### [WHAT THE EXERCISE ASKS]
The listing must be reproduced in full, exactly as it stands.

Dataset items
▼

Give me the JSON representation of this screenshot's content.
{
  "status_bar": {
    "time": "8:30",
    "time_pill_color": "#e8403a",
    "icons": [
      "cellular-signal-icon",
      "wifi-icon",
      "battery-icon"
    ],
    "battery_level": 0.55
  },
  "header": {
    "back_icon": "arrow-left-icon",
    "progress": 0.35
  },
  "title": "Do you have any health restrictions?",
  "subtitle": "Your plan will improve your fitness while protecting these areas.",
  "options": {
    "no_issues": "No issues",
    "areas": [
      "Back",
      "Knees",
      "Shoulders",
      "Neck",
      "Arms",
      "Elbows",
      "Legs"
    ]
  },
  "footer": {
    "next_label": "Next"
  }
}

▲

### [COMPLETE RESPONSE]
Give me the JSON representation of this screenshot's content.
{
  "status_bar": {
    "time": "8:30",
    "time_pill_color": "#e8403a",
    "icons": [
      "cellular-signal-icon",
      "wifi-icon",
      "battery-icon"
    ],
    "battery_level": 0.55
  },
  "header": {
    "back_icon": "arrow-left-icon",
    "progress": 0.35
  },
  "title": "Do you have any health restrictions?",
  "subtitle": "Your plan will improve your fitness while protecting these areas.",
  "options": {
    "no_issues": "No issues",
    "areas": [
      "Back",
      "Knees",
      "Shoulders",
      "Neck",
      "Arms",
      "Elbows",
      "Legs"
    ]
  },
  "footer": {
    "next_label": "Next"
  }
}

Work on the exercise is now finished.